■ EXERCISE PROMPT: Go through the material and pull out every line with the string "will" in it.

■ SUPPLIED DATA:
===

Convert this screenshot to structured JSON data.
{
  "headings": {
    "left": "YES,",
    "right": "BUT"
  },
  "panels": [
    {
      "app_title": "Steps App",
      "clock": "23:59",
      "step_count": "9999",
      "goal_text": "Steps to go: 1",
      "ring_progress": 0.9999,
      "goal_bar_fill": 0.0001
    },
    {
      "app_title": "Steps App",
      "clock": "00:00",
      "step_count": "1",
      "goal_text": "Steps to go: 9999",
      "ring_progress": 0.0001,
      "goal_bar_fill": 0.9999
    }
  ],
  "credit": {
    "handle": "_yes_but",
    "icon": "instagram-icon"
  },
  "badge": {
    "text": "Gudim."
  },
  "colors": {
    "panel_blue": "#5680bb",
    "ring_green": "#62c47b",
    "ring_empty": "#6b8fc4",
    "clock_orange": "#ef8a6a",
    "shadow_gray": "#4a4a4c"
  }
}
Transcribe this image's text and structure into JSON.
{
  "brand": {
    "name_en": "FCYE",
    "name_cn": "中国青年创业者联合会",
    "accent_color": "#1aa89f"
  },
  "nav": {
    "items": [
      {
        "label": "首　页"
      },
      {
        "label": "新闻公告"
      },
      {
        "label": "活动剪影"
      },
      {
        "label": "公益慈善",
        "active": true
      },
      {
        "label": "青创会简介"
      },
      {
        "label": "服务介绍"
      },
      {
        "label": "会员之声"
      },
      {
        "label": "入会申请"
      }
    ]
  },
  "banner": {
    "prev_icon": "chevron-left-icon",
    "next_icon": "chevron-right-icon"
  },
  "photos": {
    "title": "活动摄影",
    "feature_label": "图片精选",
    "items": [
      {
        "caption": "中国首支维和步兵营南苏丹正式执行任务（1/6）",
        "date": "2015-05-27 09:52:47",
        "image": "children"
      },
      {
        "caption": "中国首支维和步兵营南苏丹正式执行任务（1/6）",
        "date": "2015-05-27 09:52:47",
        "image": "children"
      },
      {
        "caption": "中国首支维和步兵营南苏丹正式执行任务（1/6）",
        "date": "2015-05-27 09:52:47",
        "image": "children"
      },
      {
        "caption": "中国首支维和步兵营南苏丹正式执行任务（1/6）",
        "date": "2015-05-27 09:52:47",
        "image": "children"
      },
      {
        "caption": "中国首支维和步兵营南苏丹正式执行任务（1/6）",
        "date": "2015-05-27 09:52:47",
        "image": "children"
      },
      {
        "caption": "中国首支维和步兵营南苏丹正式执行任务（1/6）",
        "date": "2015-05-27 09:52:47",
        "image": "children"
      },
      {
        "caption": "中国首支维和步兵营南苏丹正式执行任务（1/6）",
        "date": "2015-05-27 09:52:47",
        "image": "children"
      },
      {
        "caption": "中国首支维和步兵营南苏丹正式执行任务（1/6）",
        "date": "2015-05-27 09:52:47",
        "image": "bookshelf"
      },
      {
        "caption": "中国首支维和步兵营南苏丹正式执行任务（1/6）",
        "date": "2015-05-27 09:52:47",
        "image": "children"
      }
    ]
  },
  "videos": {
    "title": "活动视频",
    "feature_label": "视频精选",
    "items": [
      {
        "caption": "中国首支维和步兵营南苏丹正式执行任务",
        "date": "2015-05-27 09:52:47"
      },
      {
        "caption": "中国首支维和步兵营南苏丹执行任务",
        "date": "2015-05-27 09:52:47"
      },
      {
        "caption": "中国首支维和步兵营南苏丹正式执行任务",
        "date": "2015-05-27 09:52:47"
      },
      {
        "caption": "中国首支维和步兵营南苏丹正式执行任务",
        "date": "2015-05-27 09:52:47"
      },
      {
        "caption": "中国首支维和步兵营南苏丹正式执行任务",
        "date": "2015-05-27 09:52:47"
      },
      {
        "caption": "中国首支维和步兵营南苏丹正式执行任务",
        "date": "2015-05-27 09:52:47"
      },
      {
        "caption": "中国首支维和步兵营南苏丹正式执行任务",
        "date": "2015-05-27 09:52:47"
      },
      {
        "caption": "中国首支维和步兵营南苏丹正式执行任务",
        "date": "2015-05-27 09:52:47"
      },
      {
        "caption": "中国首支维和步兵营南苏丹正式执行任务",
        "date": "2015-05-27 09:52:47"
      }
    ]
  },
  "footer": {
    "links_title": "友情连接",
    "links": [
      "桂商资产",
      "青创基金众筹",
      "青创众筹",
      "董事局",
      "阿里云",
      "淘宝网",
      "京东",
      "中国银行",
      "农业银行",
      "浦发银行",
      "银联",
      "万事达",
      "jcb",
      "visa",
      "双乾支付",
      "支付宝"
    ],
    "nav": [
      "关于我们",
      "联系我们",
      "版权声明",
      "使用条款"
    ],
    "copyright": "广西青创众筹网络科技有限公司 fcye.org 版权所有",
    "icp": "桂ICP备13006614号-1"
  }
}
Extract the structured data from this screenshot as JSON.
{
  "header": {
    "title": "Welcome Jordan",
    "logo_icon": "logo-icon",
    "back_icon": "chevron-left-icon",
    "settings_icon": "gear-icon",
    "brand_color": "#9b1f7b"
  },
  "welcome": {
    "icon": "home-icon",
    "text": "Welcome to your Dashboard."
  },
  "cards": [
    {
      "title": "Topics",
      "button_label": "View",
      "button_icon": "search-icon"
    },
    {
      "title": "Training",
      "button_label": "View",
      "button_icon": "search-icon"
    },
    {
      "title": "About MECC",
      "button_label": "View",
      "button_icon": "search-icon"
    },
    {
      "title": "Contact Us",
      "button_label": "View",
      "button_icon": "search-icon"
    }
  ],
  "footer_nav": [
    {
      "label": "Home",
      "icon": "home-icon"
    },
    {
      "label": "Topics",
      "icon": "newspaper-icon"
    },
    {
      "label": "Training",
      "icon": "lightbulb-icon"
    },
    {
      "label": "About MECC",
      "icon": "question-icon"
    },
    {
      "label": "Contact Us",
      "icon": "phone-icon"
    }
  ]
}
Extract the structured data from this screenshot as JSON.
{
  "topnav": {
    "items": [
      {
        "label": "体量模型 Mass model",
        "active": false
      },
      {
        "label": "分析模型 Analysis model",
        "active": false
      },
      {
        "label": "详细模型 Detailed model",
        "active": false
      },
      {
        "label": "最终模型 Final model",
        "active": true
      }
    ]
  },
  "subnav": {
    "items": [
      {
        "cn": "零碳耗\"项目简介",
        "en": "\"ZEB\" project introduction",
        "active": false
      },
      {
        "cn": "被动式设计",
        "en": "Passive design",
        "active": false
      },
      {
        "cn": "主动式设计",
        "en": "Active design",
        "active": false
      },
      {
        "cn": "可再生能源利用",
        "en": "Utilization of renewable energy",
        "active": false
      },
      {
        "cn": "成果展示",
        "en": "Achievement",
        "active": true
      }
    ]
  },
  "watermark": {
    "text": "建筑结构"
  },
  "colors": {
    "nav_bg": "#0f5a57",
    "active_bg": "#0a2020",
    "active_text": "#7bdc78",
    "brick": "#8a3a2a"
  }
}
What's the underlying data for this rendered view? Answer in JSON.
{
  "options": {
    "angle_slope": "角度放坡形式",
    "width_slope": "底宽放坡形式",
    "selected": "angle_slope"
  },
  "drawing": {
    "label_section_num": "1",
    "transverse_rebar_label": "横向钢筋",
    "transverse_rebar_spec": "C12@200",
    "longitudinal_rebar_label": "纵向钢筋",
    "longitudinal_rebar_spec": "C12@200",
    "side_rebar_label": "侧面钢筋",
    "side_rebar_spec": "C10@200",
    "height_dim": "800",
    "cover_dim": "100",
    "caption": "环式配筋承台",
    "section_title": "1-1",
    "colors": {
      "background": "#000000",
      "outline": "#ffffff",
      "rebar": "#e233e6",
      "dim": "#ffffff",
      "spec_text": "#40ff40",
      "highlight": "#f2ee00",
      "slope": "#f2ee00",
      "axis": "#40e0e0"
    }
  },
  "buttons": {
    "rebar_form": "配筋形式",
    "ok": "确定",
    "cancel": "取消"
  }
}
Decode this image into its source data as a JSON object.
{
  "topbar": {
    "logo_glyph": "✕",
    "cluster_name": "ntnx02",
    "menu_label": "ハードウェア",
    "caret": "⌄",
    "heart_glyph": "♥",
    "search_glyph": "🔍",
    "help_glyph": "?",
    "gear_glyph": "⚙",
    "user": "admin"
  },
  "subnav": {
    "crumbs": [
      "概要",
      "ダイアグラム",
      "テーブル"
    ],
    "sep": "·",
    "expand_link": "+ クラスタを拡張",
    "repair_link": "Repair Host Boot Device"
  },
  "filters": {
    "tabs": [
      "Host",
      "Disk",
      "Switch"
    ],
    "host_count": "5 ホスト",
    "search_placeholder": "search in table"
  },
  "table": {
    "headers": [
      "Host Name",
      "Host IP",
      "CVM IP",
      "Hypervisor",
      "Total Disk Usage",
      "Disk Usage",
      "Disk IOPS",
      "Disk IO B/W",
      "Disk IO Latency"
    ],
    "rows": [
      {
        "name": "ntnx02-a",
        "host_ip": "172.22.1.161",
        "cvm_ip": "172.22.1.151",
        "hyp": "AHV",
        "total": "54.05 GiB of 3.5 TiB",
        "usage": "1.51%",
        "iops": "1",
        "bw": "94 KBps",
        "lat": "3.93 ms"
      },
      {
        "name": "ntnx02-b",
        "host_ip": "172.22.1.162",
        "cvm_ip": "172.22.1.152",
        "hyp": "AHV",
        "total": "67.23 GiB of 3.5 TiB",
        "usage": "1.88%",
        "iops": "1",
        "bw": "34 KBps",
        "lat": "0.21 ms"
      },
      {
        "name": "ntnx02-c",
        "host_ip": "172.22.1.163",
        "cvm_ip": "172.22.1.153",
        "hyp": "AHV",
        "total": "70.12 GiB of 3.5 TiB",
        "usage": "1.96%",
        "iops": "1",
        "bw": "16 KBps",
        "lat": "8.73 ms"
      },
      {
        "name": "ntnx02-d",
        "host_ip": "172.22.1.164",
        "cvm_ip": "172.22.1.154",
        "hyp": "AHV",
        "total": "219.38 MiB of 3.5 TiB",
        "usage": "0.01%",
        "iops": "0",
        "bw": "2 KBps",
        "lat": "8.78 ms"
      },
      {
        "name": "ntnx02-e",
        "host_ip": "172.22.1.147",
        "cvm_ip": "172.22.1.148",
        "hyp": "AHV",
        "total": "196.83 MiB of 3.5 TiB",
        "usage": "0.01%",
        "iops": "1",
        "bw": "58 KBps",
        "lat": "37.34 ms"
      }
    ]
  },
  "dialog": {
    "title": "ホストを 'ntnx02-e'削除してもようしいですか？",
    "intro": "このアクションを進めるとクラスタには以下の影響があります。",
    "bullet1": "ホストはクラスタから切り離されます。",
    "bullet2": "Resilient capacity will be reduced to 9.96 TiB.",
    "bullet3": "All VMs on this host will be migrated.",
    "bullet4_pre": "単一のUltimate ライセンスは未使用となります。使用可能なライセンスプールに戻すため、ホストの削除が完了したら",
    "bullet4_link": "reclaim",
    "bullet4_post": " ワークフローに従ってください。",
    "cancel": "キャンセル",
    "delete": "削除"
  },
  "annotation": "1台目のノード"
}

===

■ WRITTEN REPLY:
    "bullet2": "Resilient capacity will be reduced to 9.96 TiB.",
    "bullet3": "All VMs on this host will be migrated.",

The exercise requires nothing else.